» **DATASET CONTENT**:

--- START ---

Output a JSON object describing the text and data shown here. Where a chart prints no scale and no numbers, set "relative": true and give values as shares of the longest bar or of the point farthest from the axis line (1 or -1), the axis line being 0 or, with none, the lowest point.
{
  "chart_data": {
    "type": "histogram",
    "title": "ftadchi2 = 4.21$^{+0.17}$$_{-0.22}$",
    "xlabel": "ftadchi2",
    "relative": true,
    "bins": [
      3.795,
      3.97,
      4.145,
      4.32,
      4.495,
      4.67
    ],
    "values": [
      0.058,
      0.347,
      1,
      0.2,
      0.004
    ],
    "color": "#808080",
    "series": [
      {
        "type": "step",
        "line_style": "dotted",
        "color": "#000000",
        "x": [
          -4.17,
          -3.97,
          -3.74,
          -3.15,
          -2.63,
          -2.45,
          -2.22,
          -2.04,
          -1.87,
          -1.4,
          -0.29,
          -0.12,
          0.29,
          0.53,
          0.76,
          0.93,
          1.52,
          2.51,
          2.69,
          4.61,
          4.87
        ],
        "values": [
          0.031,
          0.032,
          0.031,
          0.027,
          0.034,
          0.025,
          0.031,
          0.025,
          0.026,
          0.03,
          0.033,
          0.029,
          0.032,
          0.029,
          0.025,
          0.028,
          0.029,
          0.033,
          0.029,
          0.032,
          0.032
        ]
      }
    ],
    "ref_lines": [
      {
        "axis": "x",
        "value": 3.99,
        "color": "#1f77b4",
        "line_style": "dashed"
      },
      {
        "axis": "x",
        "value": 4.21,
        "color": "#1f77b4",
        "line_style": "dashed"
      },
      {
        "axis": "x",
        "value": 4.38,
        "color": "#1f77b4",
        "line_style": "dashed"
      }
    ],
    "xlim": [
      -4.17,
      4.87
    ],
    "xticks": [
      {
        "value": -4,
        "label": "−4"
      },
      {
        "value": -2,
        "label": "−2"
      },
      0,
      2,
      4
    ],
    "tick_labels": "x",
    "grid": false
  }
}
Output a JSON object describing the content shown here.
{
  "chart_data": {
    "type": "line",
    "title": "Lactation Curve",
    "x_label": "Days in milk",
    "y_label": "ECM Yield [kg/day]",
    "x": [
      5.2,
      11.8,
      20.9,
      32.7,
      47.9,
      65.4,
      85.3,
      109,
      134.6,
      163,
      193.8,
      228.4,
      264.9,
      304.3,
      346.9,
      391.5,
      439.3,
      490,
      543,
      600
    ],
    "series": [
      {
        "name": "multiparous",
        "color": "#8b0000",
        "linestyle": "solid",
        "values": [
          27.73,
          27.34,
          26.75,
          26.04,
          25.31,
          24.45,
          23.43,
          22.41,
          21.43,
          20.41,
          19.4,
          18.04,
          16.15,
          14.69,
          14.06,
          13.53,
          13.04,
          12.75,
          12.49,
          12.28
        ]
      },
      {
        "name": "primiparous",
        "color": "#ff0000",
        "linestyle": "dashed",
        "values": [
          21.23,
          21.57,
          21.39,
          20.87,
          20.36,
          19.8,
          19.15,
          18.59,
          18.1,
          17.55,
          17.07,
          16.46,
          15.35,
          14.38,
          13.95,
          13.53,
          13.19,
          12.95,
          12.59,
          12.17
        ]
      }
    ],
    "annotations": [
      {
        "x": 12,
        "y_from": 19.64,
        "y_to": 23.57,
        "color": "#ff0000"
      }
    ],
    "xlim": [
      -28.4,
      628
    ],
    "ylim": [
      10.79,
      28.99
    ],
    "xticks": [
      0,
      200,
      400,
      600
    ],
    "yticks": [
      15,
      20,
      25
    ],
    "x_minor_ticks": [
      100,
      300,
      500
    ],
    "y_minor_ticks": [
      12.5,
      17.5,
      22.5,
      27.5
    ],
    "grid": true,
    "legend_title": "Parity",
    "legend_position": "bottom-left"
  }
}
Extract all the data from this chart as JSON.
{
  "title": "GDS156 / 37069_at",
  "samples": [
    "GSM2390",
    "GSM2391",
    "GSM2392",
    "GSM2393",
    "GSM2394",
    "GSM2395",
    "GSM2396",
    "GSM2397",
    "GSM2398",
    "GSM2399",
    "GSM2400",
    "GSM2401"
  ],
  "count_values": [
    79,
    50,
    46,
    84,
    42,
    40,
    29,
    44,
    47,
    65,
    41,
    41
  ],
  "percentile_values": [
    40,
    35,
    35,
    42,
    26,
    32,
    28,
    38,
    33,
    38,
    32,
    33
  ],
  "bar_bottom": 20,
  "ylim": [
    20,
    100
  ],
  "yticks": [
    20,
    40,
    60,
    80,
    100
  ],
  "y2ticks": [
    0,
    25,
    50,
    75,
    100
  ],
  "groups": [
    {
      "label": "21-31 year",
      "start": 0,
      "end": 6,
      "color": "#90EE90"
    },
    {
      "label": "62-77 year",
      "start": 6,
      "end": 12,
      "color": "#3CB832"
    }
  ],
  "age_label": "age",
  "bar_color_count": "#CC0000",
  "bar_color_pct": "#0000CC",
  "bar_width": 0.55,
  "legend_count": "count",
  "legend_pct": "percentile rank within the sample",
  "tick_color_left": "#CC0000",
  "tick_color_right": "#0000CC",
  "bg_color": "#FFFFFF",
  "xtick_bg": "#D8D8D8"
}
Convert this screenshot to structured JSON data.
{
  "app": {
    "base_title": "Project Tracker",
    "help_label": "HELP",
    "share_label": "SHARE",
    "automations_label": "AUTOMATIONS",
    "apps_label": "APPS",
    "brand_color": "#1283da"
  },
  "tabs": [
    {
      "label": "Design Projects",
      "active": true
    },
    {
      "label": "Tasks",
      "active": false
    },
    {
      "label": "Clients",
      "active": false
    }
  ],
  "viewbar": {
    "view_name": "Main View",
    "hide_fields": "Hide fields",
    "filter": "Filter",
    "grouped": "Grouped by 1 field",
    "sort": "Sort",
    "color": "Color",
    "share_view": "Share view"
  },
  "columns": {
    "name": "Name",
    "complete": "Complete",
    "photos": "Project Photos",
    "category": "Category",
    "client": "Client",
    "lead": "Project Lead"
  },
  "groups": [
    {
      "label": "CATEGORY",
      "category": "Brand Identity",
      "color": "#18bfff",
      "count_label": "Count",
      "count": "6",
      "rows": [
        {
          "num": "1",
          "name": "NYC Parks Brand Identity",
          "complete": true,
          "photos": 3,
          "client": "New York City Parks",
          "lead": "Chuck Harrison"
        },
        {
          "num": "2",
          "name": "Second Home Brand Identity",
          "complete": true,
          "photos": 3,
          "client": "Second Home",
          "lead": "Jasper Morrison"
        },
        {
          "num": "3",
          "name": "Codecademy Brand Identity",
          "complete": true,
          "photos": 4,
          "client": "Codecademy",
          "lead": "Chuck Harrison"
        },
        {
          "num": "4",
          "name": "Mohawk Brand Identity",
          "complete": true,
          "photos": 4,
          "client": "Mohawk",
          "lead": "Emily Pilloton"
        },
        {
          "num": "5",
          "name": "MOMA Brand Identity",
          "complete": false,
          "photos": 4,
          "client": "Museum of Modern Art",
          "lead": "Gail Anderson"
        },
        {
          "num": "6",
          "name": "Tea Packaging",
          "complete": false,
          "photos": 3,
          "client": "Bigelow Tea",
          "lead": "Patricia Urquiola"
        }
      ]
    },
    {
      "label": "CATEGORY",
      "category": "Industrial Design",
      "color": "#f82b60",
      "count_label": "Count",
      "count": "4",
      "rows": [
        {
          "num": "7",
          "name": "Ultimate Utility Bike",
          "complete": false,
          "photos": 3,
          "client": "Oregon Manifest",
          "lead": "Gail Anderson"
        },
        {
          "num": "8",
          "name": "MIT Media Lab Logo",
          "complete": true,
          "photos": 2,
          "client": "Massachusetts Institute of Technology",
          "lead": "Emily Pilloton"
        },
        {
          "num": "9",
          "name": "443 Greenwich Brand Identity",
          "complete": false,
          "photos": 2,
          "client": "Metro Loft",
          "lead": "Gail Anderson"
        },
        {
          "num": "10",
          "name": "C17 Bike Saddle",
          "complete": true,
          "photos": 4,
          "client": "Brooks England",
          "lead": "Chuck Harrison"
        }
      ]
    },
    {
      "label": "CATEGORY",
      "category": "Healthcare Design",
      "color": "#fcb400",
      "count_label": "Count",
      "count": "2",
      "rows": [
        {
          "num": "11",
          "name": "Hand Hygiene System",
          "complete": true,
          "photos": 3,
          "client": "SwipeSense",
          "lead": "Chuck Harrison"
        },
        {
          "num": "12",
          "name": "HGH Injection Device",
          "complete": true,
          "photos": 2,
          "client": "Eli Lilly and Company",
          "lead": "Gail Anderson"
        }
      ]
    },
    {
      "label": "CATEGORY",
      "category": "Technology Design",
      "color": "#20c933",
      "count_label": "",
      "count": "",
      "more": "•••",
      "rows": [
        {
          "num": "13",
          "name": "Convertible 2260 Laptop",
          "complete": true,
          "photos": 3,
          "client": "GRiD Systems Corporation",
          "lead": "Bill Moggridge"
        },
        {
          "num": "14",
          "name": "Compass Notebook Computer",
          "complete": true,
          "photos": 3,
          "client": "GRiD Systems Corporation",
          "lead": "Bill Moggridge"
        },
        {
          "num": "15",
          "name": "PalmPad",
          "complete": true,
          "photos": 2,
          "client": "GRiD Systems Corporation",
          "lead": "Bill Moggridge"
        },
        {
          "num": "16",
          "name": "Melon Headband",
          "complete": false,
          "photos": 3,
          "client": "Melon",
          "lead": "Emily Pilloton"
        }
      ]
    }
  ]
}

--- END ---

Identify all lines in the records above with the word "Second".

» **TASK RESPONSE**:
          "name": "Second Home Brand Identity",
          "client": "Second Home",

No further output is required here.